Set exercise -> Using the listing below, copy every line that mentions "Written".

Dataset records

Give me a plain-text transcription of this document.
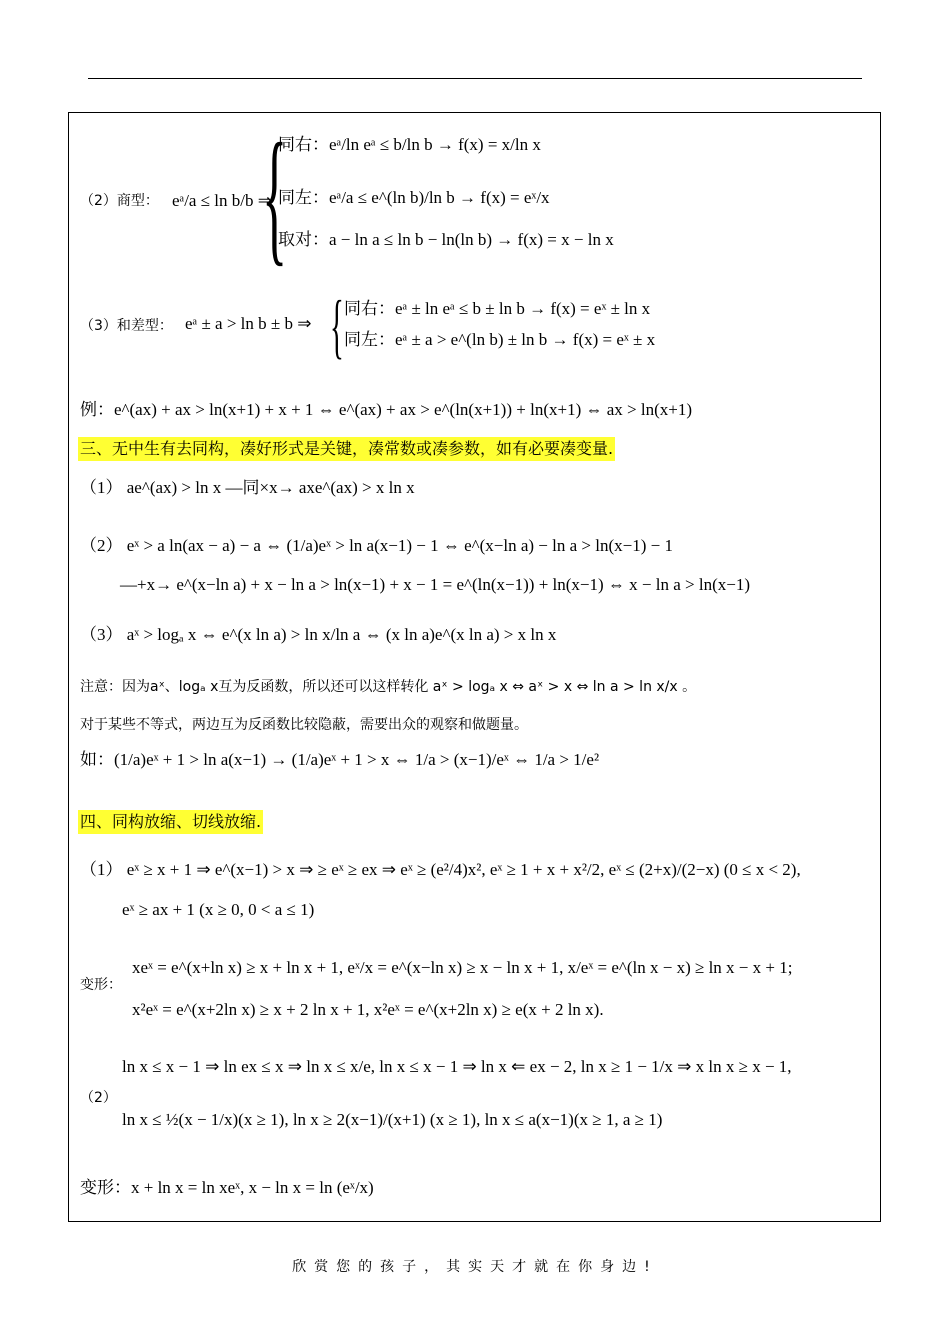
（2）商型： eᵃ/a ≤ ln b/b ⇒
{
同右：eᵃ/ln eᵃ ≤ b/ln b → f(x) = x/ln x
同左：eᵃ/a ≤ e^(ln b)/ln b → f(x) = eˣ/x
取对：a − ln a ≤ ln b − ln(ln b) → f(x) = x − ln x
（3）和差型： eᵃ ± a > ln b ± b ⇒ { 同右：eᵃ ± ln eᵃ ≤ b ± ln b → f(x) = eˣ ± ln x
同左：eᵃ ± a > e^(ln b) ± ln b → f(x) = eˣ ± x
例：e^(ax) + ax > ln(x+1) + x + 1 ⇔ e^(ax) + ax > e^(ln(x+1)) + ln(x+1) ⇔ ax > ln(x+1)
三、无中生有去同构，凑好形式是关键，凑常数或凑参数，如有必要凑变量.
（1） ae^(ax) > ln x —同×x→ axe^(ax) > x ln x
（2） eˣ > a ln(ax − a) − a ⇔ (1/a)eˣ > ln a(x−1) − 1 ⇔ e^(x−ln a) − ln a > ln(x−1) − 1
—+x→ e^(x−ln a) + x − ln a > ln(x−1) + x − 1 = e^(ln(x−1)) + ln(x−1) ⇔ x − ln a > ln(x−1)
（3） aˣ > logₐ x ⇔ e^(x ln a) > ln x/ln a ⇔ (x ln a)e^(x ln a) > x ln x
注意：因为aˣ、logₐ x互为反函数，所以还可以这样转化 aˣ > logₐ x ⇔ aˣ > x ⇔ ln a > ln x/x 。
对于某些不等式，两边互为反函数比较隐蔽，需要出众的观察和做题量。
如：(1/a)eˣ + 1 > ln a(x−1) → (1/a)eˣ + 1 > x ⇔ 1/a > (x−1)/eˣ ⇔ 1/a > 1/e²
四、同构放缩、切线放缩.
（1） eˣ ≥ x + 1 ⇒ e^(x−1) > x ⇒ ≥ eˣ ≥ ex ⇒ eˣ ≥ (e²/4)x², eˣ ≥ 1 + x + x²/2, eˣ ≤ (2+x)/(2−x) (0 ≤ x < 2),
eˣ ≥ ax + 1 (x ≥ 0, 0 < a ≤ 1)
变形：
xeˣ = e^(x+ln x) ≥ x + ln x + 1, eˣ/x = e^(x−ln x) ≥ x − ln x + 1, x/eˣ = e^(ln x − x) ≥ ln x − x + 1;
x²eˣ = e^(x+2ln x) ≥ x + 2 ln x + 1, x²eˣ = e^(x+2ln x) ≥ e(x + 2 ln x).
（2）
ln x ≤ x − 1 ⇒ ln ex ≤ x ⇒ ln x ≤ x/e, ln x ≤ x − 1 ⇒ ln x ⇐ ex − 2, ln x ≥ 1 − 1/x ⇒ x ln x ≥ x − 1,
ln x ≤ ½(x − 1/x)(x ≥ 1), ln x ≥ 2(x−1)/(x+1) (x ≥ 1), ln x ≤ a(x−1)(x ≥ 1, a ≥ 1)
变形：x + ln x = ln xeˣ, x − ln x = ln (eˣ/x)
欣赏您的孩子，其实天才就在你身边!
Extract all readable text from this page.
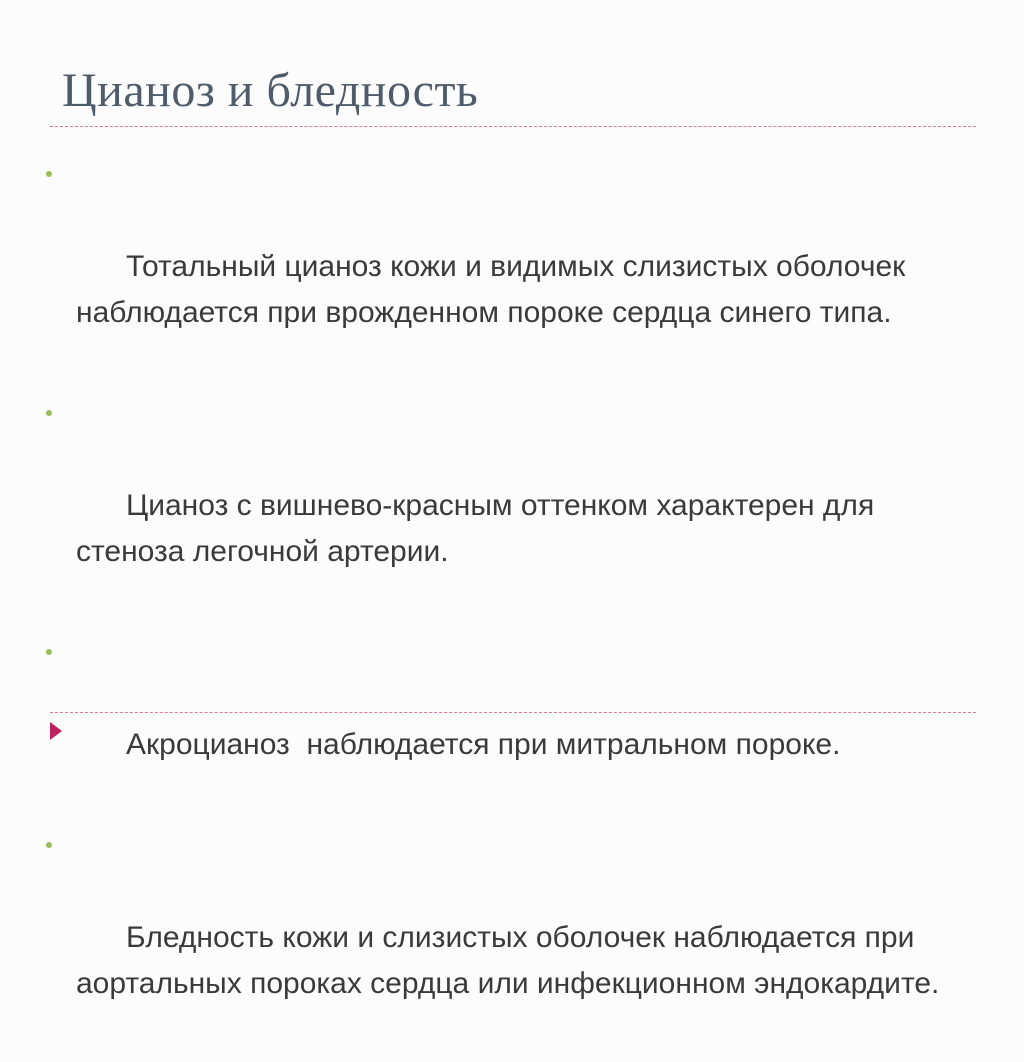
Цианоз и бледность

Тотальный цианоз кожи и видимых слизистых оболочек наблюдается при врожденном пороке сердца синего типа.

Цианоз с вишнево-красным оттенком характерен для стеноза легочной артерии.

Акроцианоз  наблюдается при митральном пороке.

Бледность кожи и слизистых оболочек наблюдается при аортальных пороках сердца или инфекционном эндокардите.
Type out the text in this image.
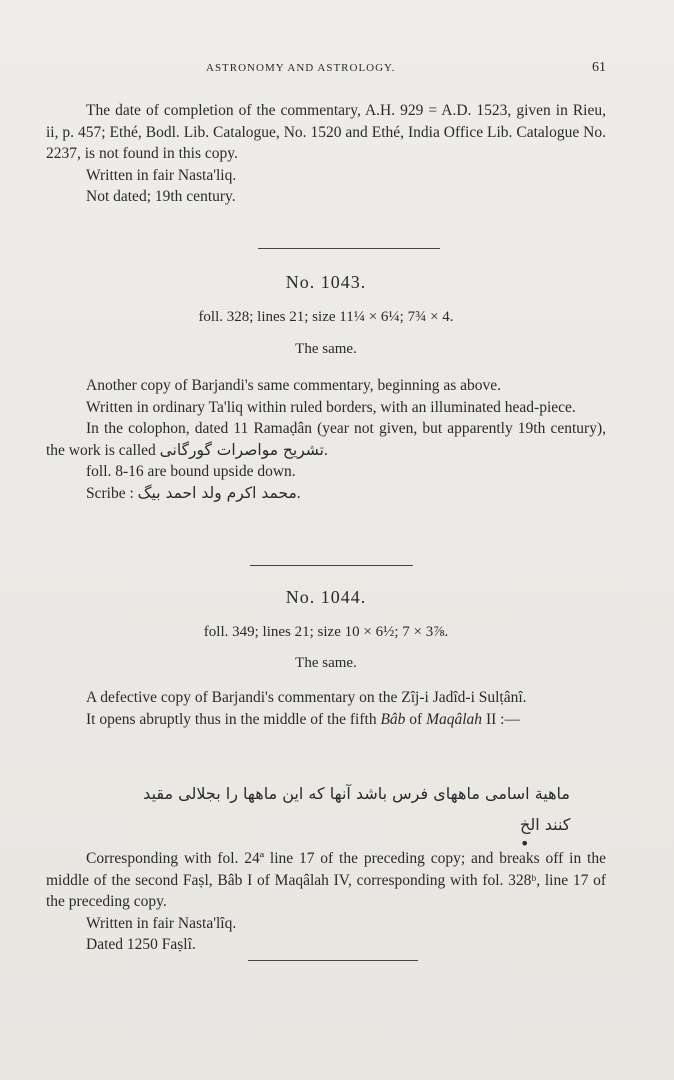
ASTRONOMY AND ASTROLOGY.	61

The date of completion of the commentary, A.H. 929 = A.D. 1523, given in Rieu, ii, p. 457; Ethé, Bodl. Lib. Catalogue, No. 1520 and Ethé, India Office Lib. Catalogue No. 2237, is not found in this copy.

Written in fair Nasta'liq.

Not dated; 19th century.

No. 1043.
foll. 328; lines 21; size 11¼ × 6¼; 7¾ × 4.
The same.

Another copy of Barjandi's same commentary, beginning as above.

Written in ordinary Ta'liq within ruled borders, with an illuminated head-piece.

In the colophon, dated 11 Ramaḍân (year not given, but apparently 19th century), the work is called تشریح مواصرات گورگانی.

foll. 8-16 are bound upside down.

Scribe : محمد اکرم ولد احمد بیگ.

No. 1044.
foll. 349; lines 21; size 10 × 6½; 7 × 3⅞.
The same.

A defective copy of Barjandi's commentary on the Zîj-i Jadîd-i Sulṭânî.

It opens abruptly thus in the middle of the fifth Bâb of Maqâlah II :—

ماهیة اسامی ماههای فرس باشد آنها که این ماهها را بجلالی مقید
کنند الخ •

Corresponding with fol. 24ª line 17 of the preceding copy; and breaks off in the middle of the second Faṣl, Bâb I of Maqâlah IV, corresponding with fol. 328ᵇ, line 17 of the preceding copy.

Written in fair Nasta'lîq.

Dated 1250 Faṣlî.
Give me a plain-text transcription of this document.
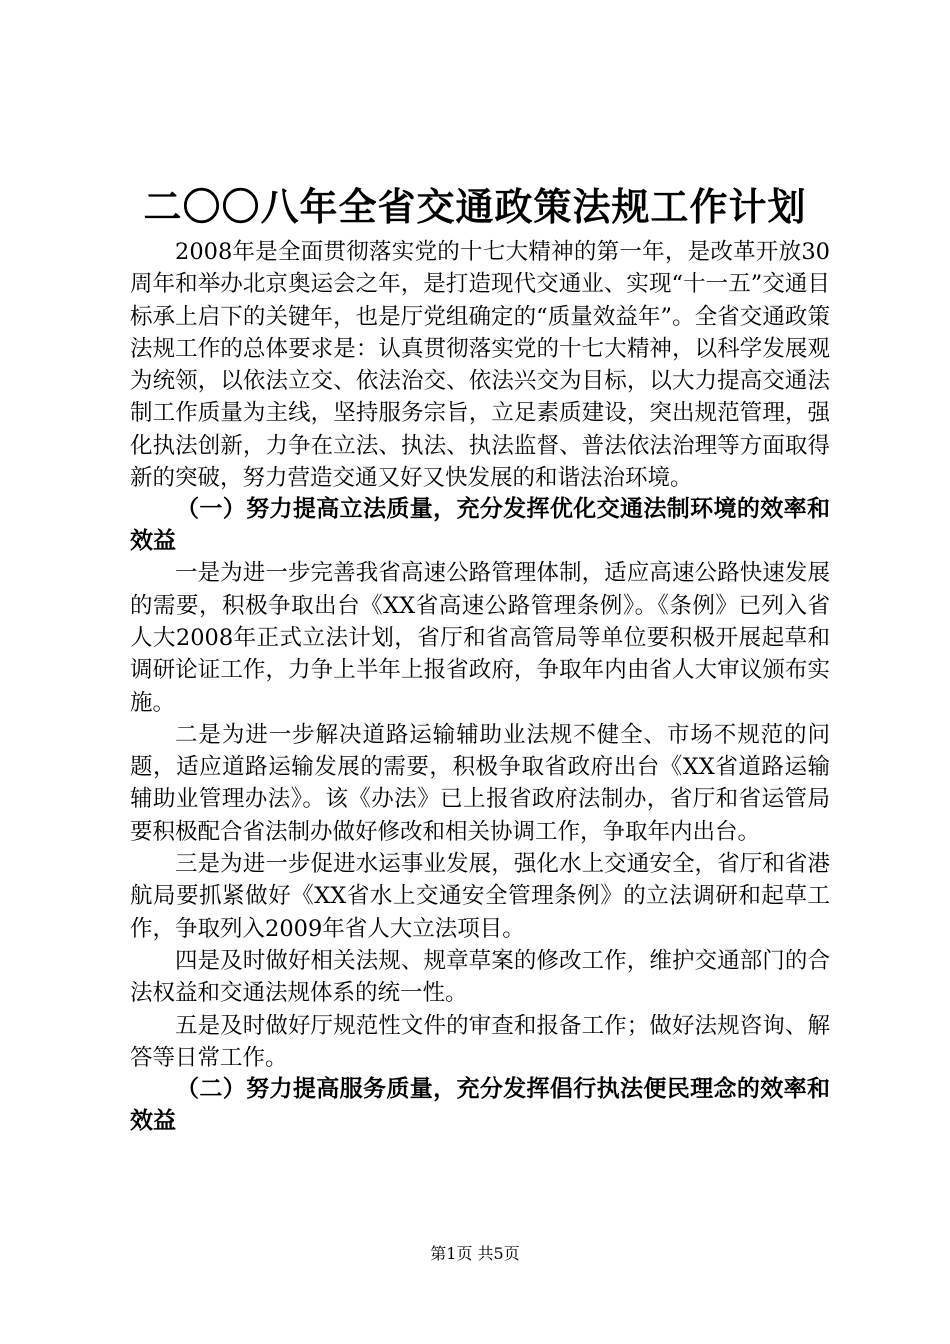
二〇〇八年全省交通政策法规工作计划

2008年是全面贯彻落实党的十七大精神的第一年，是改革开放30周年和举办北京奥运会之年，是打造现代交通业、实现“十一五”交通目标承上启下的关键年，也是厅党组确定的“质量效益年”。全省交通政策法规工作的总体要求是：认真贯彻落实党的十七大精神，以科学发展观为统领，以依法立交、依法治交、依法兴交为目标，以大力提高交通法制工作质量为主线，坚持服务宗旨，立足素质建设，突出规范管理，强化执法创新，力争在立法、执法、执法监督、普法依法治理等方面取得新的突破，努力营造交通又好又快发展的和谐法治环境。

（一）努力提高立法质量，充分发挥优化交通法制环境的效率和效益

一是为进一步完善我省高速公路管理体制，适应高速公路快速发展的需要，积极争取出台《XX省高速公路管理条例》。《条例》已列入省人大2008年正式立法计划，省厅和省高管局等单位要积极开展起草和调研论证工作，力争上半年上报省政府，争取年内由省人大审议颁布实施。

二是为进一步解决道路运输辅助业法规不健全、市场不规范的问题，适应道路运输发展的需要，积极争取省政府出台《XX省道路运输辅助业管理办法》。该《办法》已上报省政府法制办，省厅和省运管局要积极配合省法制办做好修改和相关协调工作，争取年内出台。

三是为进一步促进水运事业发展，强化水上交通安全，省厅和省港航局要抓紧做好《XX省水上交通安全管理条例》的立法调研和起草工作，争取列入2009年省人大立法项目。

四是及时做好相关法规、规章草案的修改工作，维护交通部门的合法权益和交通法规体系的统一性。

五是及时做好厅规范性文件的审查和报备工作；做好法规咨询、解答等日常工作。

（二）努力提高服务质量，充分发挥倡行执法便民理念的效率和效益

第1页 共5页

The response ->
Written in fair Nasta'liq.
Written in ordinary Ta'liq within ruled borders, with an illuminated head-piece.
Written in fair Nasta'lîq.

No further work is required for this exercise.